[BEGIN LISTED RECORDS]

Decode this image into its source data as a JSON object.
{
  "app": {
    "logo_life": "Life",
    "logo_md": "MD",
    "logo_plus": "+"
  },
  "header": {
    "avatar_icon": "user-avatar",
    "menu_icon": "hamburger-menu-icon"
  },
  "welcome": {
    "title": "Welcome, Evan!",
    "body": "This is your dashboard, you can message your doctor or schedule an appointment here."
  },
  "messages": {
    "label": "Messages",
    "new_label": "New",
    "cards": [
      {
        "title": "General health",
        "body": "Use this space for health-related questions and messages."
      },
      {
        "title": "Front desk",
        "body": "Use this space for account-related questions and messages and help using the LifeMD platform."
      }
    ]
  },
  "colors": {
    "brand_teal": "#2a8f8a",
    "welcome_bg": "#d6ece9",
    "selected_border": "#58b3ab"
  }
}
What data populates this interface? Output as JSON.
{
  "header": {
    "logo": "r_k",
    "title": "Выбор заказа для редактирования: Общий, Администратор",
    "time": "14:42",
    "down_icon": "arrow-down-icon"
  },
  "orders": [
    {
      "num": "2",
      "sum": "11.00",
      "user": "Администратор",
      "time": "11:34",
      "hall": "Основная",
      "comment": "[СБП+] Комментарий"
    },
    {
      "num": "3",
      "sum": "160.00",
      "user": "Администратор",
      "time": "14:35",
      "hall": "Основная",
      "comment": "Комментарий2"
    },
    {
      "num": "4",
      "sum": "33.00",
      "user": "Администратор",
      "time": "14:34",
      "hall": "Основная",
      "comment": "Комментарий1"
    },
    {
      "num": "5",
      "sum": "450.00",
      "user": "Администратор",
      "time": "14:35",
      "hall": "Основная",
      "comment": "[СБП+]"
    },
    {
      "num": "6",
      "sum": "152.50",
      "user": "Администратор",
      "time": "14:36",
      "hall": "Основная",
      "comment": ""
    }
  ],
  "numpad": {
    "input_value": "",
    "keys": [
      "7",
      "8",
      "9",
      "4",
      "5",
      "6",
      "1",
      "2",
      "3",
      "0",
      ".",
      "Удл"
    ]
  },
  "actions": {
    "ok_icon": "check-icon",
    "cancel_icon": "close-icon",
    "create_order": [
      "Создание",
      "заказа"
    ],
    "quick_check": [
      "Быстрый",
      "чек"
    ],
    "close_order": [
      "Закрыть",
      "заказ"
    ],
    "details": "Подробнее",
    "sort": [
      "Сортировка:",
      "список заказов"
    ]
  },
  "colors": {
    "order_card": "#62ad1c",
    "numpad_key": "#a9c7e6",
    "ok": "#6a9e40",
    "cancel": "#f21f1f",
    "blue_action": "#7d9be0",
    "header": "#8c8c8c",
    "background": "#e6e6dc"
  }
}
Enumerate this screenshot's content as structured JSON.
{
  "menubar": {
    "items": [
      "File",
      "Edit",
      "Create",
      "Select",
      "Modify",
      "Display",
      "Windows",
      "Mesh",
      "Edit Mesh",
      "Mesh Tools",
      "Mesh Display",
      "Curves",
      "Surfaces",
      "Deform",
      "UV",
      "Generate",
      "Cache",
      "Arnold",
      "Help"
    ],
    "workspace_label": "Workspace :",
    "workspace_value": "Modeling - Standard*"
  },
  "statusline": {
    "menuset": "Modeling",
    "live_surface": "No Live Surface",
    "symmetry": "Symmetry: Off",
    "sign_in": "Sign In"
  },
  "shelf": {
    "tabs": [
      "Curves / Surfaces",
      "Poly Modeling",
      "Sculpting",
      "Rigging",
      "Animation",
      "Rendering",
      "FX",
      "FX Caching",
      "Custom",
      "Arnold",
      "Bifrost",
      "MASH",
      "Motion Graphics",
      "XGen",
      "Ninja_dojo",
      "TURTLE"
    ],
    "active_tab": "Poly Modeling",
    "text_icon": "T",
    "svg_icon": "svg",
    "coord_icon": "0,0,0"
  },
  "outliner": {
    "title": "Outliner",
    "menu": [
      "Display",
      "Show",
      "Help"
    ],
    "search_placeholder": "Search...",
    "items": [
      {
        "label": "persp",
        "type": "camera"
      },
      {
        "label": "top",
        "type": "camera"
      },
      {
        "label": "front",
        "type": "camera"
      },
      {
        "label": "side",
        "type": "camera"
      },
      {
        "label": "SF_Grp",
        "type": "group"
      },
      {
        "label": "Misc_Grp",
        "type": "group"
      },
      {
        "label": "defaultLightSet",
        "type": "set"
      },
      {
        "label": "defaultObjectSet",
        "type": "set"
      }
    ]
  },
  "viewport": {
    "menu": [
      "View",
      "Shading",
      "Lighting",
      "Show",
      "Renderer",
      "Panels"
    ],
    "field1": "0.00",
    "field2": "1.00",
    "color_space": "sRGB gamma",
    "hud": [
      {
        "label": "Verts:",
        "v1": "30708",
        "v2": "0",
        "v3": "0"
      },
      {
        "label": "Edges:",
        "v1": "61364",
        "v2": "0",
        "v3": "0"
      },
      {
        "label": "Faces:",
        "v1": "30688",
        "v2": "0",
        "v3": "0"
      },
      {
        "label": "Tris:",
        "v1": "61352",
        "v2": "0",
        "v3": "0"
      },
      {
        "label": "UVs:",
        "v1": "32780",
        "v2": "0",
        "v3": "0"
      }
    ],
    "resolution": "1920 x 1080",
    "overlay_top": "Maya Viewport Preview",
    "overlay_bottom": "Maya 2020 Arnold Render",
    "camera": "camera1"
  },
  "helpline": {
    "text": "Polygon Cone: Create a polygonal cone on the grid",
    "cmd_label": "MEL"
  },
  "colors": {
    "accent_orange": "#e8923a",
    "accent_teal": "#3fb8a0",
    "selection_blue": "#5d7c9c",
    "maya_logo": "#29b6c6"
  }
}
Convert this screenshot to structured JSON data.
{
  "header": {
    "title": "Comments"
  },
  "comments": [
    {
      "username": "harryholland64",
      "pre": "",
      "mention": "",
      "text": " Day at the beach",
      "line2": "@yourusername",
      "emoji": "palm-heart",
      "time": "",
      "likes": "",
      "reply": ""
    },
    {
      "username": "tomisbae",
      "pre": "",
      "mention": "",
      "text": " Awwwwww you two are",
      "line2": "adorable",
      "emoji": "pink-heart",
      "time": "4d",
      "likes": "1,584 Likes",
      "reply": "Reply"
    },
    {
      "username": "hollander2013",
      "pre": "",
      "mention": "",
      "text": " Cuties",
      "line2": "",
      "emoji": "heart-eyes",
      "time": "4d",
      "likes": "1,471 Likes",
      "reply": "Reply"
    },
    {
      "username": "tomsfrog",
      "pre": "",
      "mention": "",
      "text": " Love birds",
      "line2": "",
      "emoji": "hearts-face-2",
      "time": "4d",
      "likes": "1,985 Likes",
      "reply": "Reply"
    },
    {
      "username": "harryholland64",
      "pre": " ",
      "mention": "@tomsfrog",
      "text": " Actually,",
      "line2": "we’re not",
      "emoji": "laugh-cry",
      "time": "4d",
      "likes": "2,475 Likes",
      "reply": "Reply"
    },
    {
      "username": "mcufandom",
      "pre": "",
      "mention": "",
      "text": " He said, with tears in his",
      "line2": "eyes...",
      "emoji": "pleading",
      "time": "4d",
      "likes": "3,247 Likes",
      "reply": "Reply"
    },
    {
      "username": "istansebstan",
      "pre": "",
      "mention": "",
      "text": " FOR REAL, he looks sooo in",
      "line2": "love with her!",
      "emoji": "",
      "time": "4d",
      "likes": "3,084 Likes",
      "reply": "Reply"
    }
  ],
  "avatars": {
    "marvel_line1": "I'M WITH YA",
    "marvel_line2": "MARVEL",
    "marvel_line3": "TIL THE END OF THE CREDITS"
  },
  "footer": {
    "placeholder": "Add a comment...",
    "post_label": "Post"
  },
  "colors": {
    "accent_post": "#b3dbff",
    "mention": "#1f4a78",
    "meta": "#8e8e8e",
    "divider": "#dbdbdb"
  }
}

[END LISTED RECORDS]

> _SHORT EXERCISE_:
Write out the lines above, starting at the line that contains "Convert this screenshot" and ending with the final line, and nothing else; copy them exactly.

> _OUTPUT OF THE TASK_:
Convert this screenshot to structured JSON data.
{
  "header": {
    "title": "Comments"
  },
  "comments": [
    {
      "username": "harryholland64",
      "pre": "",
      "mention": "",
      "text": " Day at the beach",
      "line2": "@yourusername",
      "emoji": "palm-heart",
      "time": "",
      "likes": "",
      "reply": ""
    },
    {
      "username": "tomisbae",
      "pre": "",
      "mention": "",
      "text": " Awwwwww you two are",
      "line2": "adorable",
      "emoji": "pink-heart",
      "time": "4d",
      "likes": "1,584 Likes",
      "reply": "Reply"
    },
    {
      "username": "hollander2013",
      "pre": "",
      "mention": "",
      "text": " Cuties",
      "line2": "",
      "emoji": "heart-eyes",
      "time": "4d",
      "likes": "1,471 Likes",
      "reply": "Reply"
    },
    {
      "username": "tomsfrog",
      "pre": "",
      "mention": "",
      "text": " Love birds",
      "line2": "",
      "emoji": "hearts-face-2",
      "time": "4d",
      "likes": "1,985 Likes",
      "reply": "Reply"
    },
    {
      "username": "harryholland64",
      "pre": " ",
      "mention": "@tomsfrog",
      "text": " Actually,",
      "line2": "we’re not",
      "emoji": "laugh-cry",
      "time": "4d",
      "likes": "2,475 Likes",
      "reply": "Reply"
    },
    {
      "username": "mcufandom",
      "pre": "",
      "mention": "",
      "text": " He said, with tears in his",
      "line2": "eyes...",
      "emoji": "pleading",
      "time": "4d",
      "likes": "3,247 Likes",
      "reply": "Reply"
    },
    {
      "username": "istansebstan",
      "pre": "",
      "mention": "",
      "text": " FOR REAL, he looks sooo in",
      "line2": "love with her!",
      "emoji": "",
      "time": "4d",
      "likes": "3,084 Likes",
      "reply": "Reply"
    }
  ],
  "avatars": {
    "marvel_line1": "I'M WITH YA",
    "marvel_line2": "MARVEL",
    "marvel_line3": "TIL THE END OF THE CREDITS"
  },
  "footer": {
    "placeholder": "Add a comment...",
    "post_label": "Post"
  },
  "colors": {
    "accent_post": "#b3dbff",
    "mention": "#1f4a78",
    "meta": "#8e8e8e",
    "divider": "#dbdbdb"
  }
}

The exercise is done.